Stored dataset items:

•••••

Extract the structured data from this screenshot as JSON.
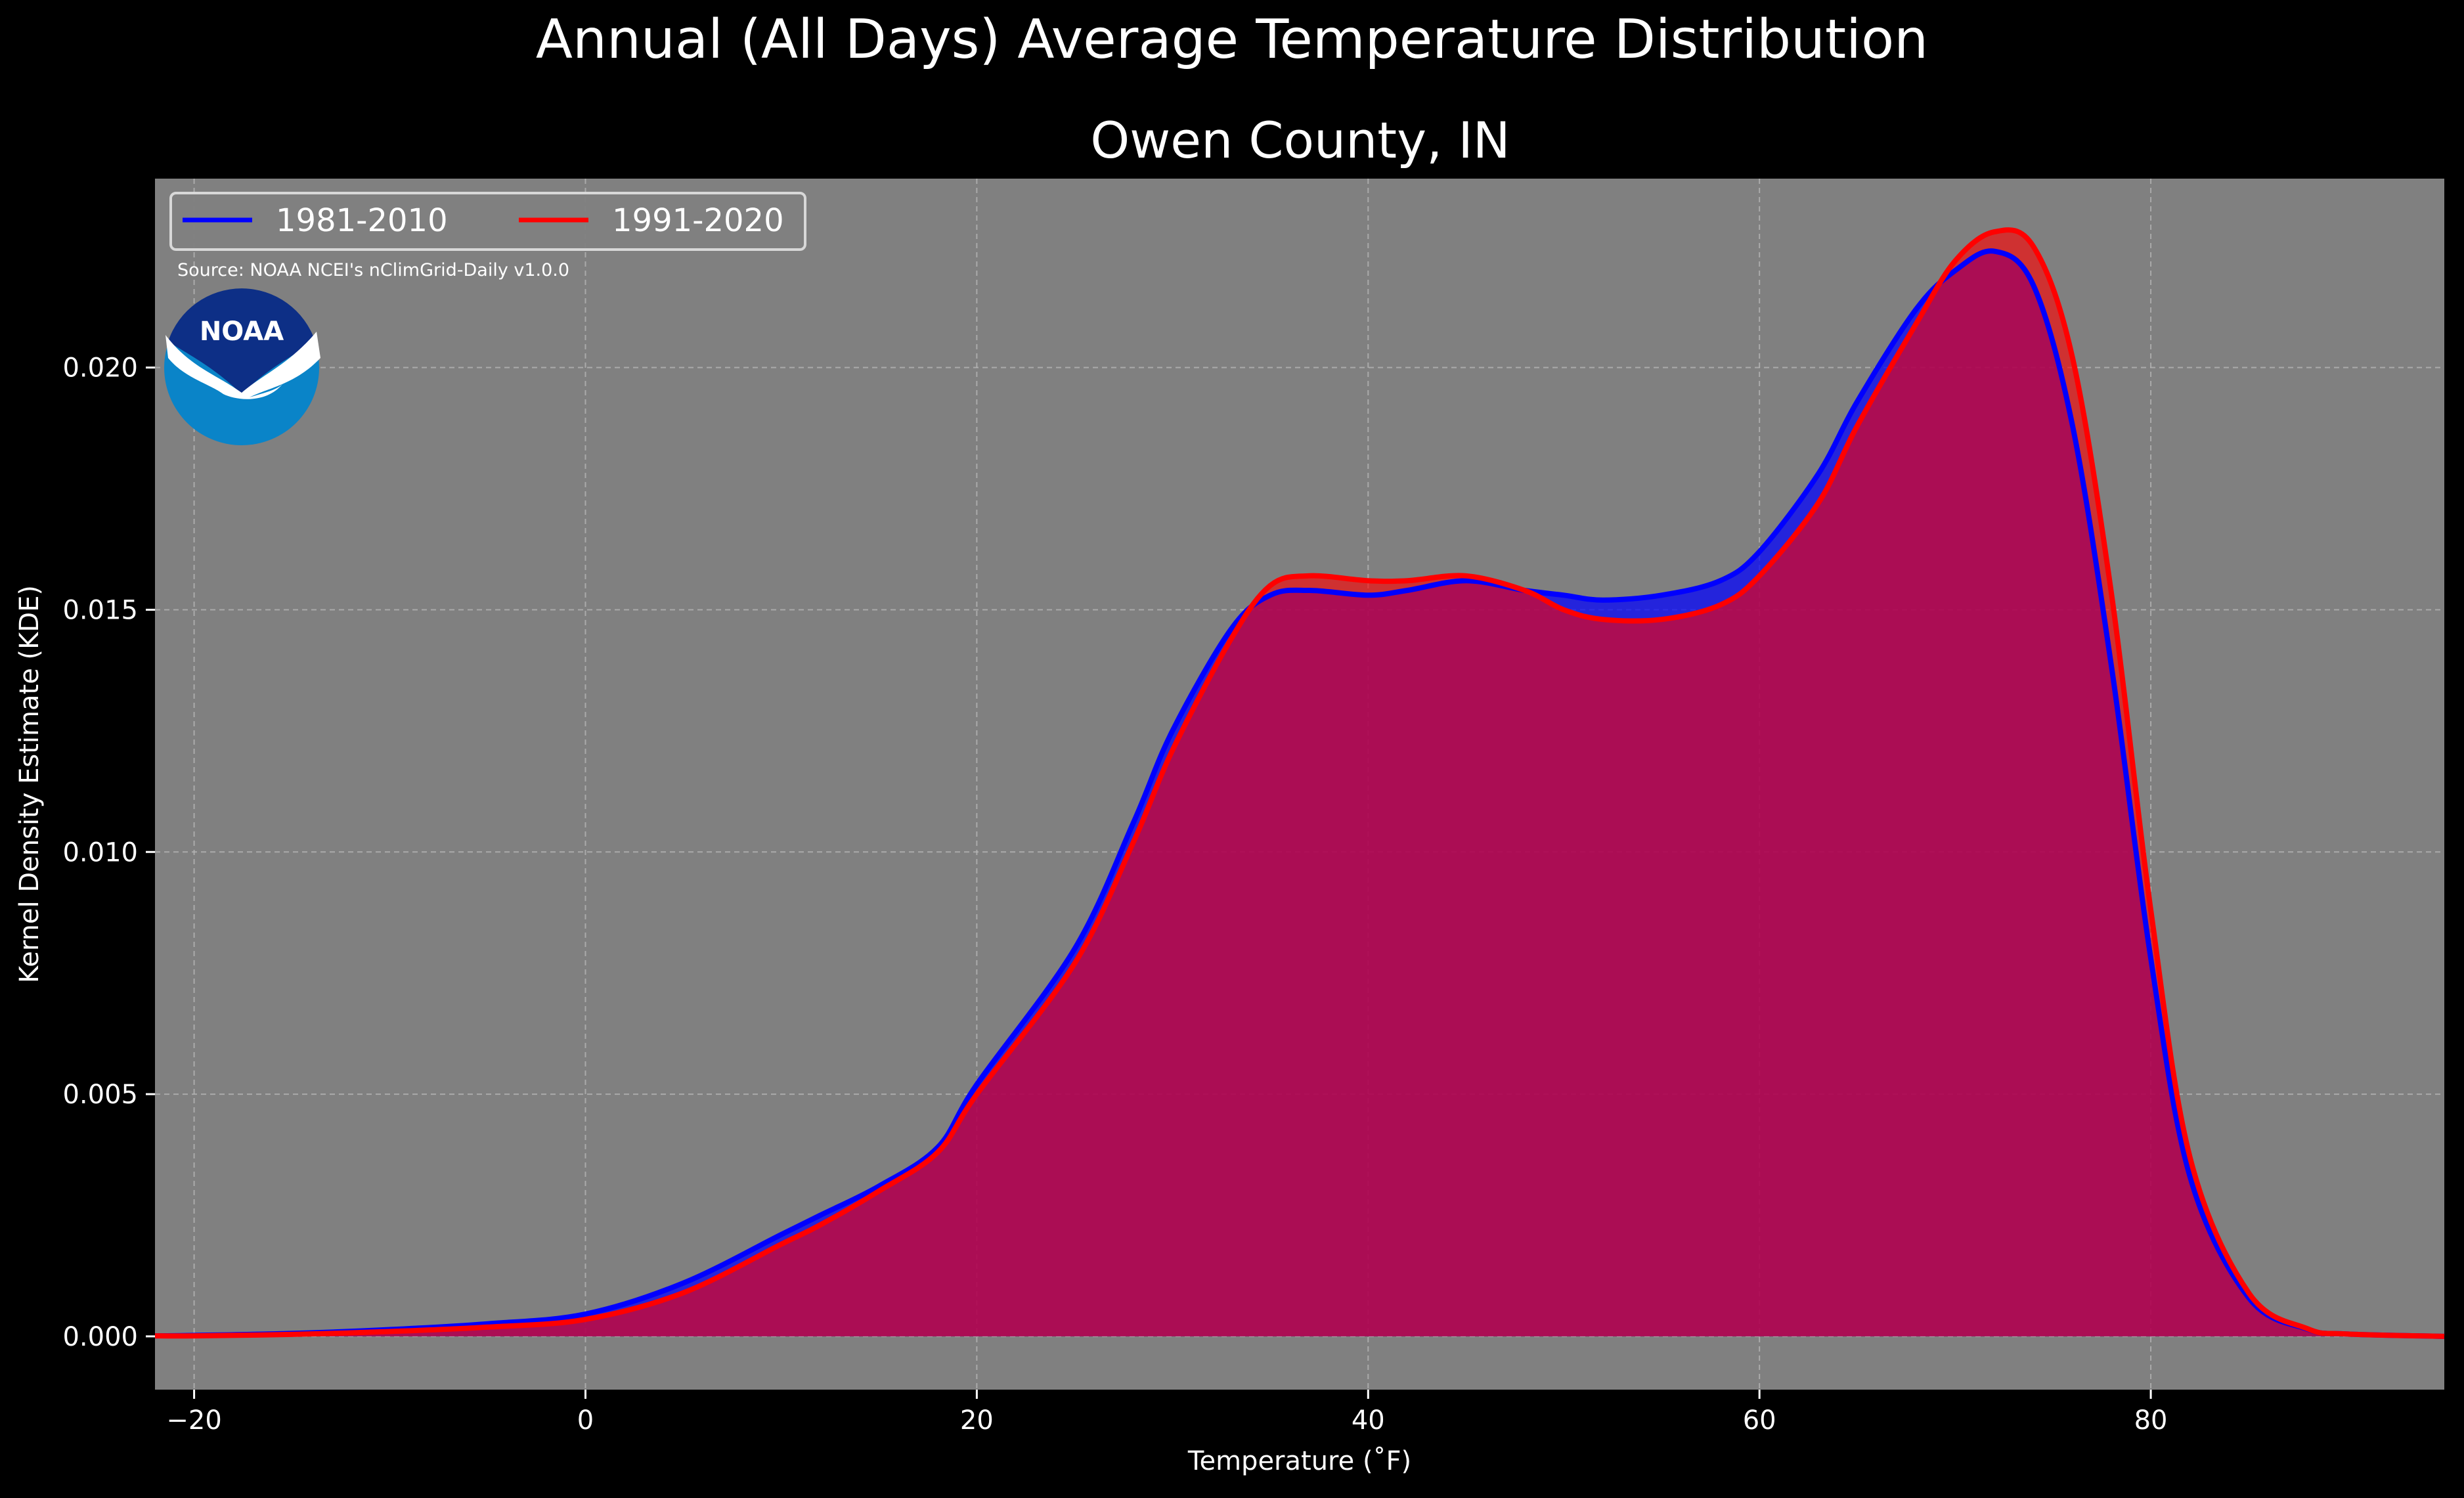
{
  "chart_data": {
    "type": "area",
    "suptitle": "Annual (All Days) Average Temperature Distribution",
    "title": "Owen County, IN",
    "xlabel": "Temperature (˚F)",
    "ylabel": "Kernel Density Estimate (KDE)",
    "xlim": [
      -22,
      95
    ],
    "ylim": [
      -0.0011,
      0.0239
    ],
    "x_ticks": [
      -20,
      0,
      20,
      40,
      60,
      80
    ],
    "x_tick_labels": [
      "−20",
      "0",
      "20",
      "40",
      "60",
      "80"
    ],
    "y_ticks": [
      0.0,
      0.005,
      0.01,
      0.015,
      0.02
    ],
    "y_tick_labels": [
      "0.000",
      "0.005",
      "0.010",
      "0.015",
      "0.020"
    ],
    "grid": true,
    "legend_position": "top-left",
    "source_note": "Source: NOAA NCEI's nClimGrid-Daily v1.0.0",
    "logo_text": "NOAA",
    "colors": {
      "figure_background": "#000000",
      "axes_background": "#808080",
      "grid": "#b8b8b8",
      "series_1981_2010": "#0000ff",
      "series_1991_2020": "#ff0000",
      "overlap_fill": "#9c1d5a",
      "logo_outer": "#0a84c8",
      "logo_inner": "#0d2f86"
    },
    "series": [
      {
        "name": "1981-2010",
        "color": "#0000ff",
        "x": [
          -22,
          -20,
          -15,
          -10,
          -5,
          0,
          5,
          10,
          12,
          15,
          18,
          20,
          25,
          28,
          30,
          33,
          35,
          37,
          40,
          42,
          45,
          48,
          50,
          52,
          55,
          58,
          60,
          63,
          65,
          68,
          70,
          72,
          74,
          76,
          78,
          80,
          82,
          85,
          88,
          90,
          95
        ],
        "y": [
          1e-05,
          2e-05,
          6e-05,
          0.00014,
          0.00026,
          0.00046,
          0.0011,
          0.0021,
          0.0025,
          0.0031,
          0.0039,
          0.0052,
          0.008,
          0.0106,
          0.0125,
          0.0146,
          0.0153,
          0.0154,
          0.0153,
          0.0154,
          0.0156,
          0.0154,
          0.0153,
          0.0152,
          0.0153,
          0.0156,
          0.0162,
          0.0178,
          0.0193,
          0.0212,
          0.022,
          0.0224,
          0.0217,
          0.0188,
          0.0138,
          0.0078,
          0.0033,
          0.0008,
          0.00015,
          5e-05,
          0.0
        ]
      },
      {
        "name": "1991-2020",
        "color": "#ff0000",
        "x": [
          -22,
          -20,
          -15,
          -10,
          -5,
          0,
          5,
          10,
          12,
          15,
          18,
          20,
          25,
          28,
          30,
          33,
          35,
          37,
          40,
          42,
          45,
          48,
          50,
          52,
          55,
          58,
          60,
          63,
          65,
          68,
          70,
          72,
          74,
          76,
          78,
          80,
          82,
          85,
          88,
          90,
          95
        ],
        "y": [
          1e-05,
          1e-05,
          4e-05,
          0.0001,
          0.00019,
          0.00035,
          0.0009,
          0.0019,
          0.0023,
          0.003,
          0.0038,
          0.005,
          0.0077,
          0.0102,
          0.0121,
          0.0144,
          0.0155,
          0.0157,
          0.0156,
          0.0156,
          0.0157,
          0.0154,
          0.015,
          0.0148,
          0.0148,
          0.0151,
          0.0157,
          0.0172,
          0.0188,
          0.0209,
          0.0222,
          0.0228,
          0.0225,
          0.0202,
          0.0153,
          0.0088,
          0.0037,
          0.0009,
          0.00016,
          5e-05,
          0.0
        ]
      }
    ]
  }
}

•••••

Copy out each line exactly, without the pictures.

SOLUTION FOR THIS TASK:
Extract the structured data from this screenshot as JSON.
{
  "chart_data": {
    "type": "area",
    "suptitle": "Annual (All Days) Average Temperature Distribution",
    "title": "Owen County, IN",
    "xlabel": "Temperature (˚F)",
    "ylabel": "Kernel Density Estimate (KDE)",
    "xlim": [
      -22,
      95
    ],
    "ylim": [
      -0.0011,
      0.0239
    ],
    "x_ticks": [
      -20,
      0,
      20,
      40,
      60,
      80
    ],
    "x_tick_labels": [
      "−20",
      "0",
      "20",
      "40",
      "60",
      "80"
    ],
    "y_ticks": [
      0.0,
      0.005,
      0.01,
      0.015,
      0.02
    ],
    "y_tick_labels": [
      "0.000",
      "0.005",
      "0.010",
      "0.015",
      "0.020"
    ],
    "grid": true,
    "legend_position": "top-left",
    "source_note": "Source: NOAA NCEI's nClimGrid-Daily v1.0.0",
    "logo_text": "NOAA",
    "colors": {
      "figure_background": "#000000",
      "axes_background": "#808080",
      "grid": "#b8b8b8",
      "series_1981_2010": "#0000ff",
      "series_1991_2020": "#ff0000",
      "overlap_fill": "#9c1d5a",
      "logo_outer": "#0a84c8",
      "logo_inner": "#0d2f86"
    },
    "series": [
      {
        "name": "1981-2010",
        "color": "#0000ff",
        "x": [
          -22,
          -20,
          -15,
          -10,
          -5,
          0,
          5,
          10,
          12,
          15,
          18,
          20,
          25,
          28,
          30,
          33,
          35,
          37,
          40,
          42,
          45,
          48,
          50,
          52,
          55,
          58,
          60,
          63,
          65,
          68,
          70,
          72,
          74,
          76,
          78,
          80,
          82,
          85,
          88,
          90,
          95
        ],
        "y": [
          1e-05,
          2e-05,
          6e-05,
          0.00014,
          0.00026,
          0.00046,
          0.0011,
          0.0021,
          0.0025,
          0.0031,
          0.0039,
          0.0052,
          0.008,
          0.0106,
          0.0125,
          0.0146,
          0.0153,
          0.0154,
          0.0153,
          0.0154,
          0.0156,
          0.0154,
          0.0153,
          0.0152,
          0.0153,
          0.0156,
          0.0162,
          0.0178,
          0.0193,
          0.0212,
          0.022,
          0.0224,
          0.0217,
          0.0188,
          0.0138,
          0.0078,
          0.0033,
          0.0008,
          0.00015,
          5e-05,
          0.0
        ]
      },
      {
        "name": "1991-2020",
        "color": "#ff0000",
        "x": [
          -22,
          -20,
          -15,
          -10,
          -5,
          0,
          5,
          10,
          12,
          15,
          18,
          20,
          25,
          28,
          30,
          33,
          35,
          37,
          40,
          42,
          45,
          48,
          50,
          52,
          55,
          58,
          60,
          63,
          65,
          68,
          70,
          72,
          74,
          76,
          78,
          80,
          82,
          85,
          88,
          90,
          95
        ],
        "y": [
          1e-05,
          1e-05,
          4e-05,
          0.0001,
          0.00019,
          0.00035,
          0.0009,
          0.0019,
          0.0023,
          0.003,
          0.0038,
          0.005,
          0.0077,
          0.0102,
          0.0121,
          0.0144,
          0.0155,
          0.0157,
          0.0156,
          0.0156,
          0.0157,
          0.0154,
          0.015,
          0.0148,
          0.0148,
          0.0151,
          0.0157,
          0.0172,
          0.0188,
          0.0209,
          0.0222,
          0.0228,
          0.0225,
          0.0202,
          0.0153,
          0.0088,
          0.0037,
          0.0009,
          0.00016,
          5e-05,
          0.0
        ]
      }
    ]
  }
}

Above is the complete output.